Given records:
== == ==

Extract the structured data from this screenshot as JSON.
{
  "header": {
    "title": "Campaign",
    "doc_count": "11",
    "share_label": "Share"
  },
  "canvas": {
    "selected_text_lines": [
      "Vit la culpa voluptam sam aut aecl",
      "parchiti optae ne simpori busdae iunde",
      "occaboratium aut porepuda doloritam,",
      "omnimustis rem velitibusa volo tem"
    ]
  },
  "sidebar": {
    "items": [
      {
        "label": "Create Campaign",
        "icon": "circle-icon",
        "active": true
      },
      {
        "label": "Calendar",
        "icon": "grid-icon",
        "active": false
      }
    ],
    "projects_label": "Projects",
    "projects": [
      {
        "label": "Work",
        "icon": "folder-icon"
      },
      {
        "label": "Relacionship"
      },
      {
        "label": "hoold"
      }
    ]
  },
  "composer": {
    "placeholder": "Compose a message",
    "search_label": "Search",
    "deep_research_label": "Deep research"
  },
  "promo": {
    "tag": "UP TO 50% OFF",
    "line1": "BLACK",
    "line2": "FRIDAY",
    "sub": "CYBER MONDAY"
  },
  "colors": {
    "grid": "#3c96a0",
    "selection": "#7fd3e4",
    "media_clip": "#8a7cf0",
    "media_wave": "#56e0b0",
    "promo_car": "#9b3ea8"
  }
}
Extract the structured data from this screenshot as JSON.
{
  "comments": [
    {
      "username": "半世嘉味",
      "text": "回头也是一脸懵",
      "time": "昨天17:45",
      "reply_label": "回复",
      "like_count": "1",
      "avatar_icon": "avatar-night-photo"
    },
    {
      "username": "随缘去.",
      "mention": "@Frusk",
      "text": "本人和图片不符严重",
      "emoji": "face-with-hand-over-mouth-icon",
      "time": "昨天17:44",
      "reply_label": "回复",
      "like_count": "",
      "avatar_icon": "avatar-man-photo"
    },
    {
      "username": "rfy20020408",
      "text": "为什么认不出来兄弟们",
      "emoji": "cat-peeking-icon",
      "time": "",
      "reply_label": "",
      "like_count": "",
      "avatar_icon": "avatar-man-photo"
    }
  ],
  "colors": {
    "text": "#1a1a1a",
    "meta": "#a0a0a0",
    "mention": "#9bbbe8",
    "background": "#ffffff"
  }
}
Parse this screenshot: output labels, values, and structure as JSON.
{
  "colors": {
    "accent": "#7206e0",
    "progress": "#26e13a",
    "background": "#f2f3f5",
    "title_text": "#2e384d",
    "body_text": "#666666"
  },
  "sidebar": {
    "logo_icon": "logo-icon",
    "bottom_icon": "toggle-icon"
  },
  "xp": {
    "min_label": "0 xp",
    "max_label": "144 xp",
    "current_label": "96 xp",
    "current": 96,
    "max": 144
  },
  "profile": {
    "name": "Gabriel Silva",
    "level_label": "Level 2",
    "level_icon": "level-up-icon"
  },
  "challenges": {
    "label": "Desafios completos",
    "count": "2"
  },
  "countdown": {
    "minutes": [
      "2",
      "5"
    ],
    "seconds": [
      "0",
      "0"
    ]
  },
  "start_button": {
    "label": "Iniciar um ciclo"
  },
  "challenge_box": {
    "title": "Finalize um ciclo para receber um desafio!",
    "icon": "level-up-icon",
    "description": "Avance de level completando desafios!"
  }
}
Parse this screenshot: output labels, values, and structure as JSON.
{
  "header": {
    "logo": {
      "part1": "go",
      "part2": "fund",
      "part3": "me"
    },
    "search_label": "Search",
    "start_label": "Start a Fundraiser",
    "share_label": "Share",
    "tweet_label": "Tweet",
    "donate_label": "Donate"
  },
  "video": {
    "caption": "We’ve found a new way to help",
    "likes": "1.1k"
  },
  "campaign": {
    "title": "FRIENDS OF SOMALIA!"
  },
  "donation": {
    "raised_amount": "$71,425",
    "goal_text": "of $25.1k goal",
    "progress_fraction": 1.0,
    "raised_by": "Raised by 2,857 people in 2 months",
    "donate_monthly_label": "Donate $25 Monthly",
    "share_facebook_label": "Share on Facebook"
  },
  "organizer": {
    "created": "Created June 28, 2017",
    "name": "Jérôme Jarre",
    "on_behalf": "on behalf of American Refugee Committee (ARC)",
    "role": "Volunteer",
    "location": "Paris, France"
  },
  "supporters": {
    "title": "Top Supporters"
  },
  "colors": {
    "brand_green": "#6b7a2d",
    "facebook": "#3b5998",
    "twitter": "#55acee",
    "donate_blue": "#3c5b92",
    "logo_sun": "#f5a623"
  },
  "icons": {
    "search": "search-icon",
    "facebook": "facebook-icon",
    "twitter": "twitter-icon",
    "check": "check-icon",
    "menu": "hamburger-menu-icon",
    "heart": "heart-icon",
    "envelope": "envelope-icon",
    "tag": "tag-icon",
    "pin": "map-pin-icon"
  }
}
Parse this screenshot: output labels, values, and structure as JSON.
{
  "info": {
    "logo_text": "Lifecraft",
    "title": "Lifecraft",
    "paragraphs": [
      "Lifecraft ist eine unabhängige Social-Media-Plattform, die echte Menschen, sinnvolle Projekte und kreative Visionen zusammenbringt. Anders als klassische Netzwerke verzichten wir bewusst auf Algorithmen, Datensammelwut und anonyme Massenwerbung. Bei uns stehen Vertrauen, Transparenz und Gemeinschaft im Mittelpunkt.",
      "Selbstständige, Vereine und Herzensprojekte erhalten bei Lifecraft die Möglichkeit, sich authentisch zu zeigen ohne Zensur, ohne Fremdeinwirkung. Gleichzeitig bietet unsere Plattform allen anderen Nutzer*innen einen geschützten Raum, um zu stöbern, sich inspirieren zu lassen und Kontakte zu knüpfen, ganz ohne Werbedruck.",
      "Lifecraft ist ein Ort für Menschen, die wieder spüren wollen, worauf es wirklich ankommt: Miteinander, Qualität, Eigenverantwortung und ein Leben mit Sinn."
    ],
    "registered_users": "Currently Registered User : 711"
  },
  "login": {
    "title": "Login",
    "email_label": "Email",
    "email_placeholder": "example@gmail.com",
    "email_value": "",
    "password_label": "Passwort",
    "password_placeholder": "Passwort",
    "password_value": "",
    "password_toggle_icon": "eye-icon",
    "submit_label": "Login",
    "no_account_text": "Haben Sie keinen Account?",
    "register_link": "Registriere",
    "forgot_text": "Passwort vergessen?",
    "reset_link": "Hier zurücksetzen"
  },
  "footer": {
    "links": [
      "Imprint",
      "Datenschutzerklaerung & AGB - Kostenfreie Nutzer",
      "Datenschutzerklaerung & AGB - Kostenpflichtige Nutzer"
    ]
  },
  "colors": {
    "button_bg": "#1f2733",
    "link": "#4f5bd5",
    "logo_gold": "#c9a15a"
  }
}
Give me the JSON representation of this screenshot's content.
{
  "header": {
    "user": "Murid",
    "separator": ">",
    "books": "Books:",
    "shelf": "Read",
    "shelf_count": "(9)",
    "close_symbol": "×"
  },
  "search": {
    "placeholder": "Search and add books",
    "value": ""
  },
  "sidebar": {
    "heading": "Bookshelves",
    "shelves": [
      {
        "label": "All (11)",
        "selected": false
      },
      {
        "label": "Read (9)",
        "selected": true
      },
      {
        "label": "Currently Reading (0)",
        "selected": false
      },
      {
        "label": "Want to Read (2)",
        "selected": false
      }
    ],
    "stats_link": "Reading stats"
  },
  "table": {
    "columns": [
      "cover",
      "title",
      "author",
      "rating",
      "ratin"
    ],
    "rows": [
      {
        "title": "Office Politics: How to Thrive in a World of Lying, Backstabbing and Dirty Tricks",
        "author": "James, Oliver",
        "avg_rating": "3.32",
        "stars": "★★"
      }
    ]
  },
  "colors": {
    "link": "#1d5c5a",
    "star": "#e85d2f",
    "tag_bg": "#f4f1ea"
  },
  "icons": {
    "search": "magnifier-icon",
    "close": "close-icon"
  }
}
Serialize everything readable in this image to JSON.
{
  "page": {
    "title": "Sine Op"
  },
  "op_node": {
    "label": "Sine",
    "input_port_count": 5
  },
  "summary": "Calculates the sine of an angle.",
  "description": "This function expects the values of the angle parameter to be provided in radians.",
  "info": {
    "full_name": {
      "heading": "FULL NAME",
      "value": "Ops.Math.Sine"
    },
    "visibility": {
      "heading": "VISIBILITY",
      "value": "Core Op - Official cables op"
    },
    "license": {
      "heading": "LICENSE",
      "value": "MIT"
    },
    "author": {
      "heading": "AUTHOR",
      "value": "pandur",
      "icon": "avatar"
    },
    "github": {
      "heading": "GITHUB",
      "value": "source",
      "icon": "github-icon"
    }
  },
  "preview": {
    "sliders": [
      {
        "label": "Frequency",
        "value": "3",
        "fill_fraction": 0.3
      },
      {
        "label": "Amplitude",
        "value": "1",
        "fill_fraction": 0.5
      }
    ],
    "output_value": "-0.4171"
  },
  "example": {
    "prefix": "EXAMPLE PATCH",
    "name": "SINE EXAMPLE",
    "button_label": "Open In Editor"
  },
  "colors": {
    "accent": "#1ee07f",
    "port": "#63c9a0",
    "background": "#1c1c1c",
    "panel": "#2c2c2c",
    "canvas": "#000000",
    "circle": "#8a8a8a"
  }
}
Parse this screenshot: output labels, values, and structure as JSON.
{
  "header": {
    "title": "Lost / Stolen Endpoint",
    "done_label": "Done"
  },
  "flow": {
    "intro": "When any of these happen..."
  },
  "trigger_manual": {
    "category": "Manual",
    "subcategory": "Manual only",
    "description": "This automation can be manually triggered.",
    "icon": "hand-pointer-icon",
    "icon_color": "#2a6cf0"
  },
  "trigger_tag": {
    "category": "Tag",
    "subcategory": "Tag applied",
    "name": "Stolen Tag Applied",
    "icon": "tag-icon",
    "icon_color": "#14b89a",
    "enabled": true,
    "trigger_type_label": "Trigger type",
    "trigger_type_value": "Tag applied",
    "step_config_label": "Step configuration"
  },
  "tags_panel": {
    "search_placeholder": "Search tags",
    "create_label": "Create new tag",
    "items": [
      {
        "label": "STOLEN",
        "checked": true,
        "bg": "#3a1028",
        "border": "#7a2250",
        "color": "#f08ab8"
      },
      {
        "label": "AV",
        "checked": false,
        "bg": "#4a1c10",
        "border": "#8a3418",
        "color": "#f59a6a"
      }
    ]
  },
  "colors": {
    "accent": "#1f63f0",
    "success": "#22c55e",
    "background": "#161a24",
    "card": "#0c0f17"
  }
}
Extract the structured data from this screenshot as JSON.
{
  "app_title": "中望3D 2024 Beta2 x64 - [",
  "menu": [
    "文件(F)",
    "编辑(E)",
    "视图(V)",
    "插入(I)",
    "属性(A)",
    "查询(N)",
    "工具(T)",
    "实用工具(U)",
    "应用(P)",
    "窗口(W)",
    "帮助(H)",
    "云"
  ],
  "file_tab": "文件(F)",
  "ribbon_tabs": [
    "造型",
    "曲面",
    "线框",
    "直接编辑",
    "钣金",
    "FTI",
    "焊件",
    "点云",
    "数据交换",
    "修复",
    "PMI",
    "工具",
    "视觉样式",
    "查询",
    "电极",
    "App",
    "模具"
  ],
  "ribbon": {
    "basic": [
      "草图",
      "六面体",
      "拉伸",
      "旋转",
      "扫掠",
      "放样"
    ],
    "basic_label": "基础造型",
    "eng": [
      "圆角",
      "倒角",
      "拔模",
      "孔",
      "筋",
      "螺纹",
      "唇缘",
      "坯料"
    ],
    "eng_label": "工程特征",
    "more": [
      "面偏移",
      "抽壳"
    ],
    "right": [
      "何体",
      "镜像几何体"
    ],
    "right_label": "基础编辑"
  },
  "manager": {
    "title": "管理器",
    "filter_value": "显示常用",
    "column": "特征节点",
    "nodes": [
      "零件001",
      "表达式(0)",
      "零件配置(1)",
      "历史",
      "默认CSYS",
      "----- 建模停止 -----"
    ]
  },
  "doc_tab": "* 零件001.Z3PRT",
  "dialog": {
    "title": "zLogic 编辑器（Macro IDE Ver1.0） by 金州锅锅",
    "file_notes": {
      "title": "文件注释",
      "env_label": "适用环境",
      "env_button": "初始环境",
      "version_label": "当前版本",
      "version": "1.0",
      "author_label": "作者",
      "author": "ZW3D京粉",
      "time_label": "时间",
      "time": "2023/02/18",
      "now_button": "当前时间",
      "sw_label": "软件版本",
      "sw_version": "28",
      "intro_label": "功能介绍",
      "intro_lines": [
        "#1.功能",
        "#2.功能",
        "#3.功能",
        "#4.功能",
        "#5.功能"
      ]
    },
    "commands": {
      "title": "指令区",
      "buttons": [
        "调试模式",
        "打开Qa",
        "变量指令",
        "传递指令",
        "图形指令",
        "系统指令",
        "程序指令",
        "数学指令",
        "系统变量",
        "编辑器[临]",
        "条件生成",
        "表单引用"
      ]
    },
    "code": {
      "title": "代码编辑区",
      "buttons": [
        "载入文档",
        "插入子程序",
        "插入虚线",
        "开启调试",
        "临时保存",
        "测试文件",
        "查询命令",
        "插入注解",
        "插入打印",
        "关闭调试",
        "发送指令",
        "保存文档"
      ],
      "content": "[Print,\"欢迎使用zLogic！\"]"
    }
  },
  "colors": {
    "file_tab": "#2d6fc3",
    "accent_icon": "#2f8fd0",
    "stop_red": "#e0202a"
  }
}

== == ==

To be done: Copy every line of the records above that holds the word "content".

Exercise output:
Give me the JSON representation of this screenshot's content.
      "content": "[Print,\"欢迎使用zLogic！\"]"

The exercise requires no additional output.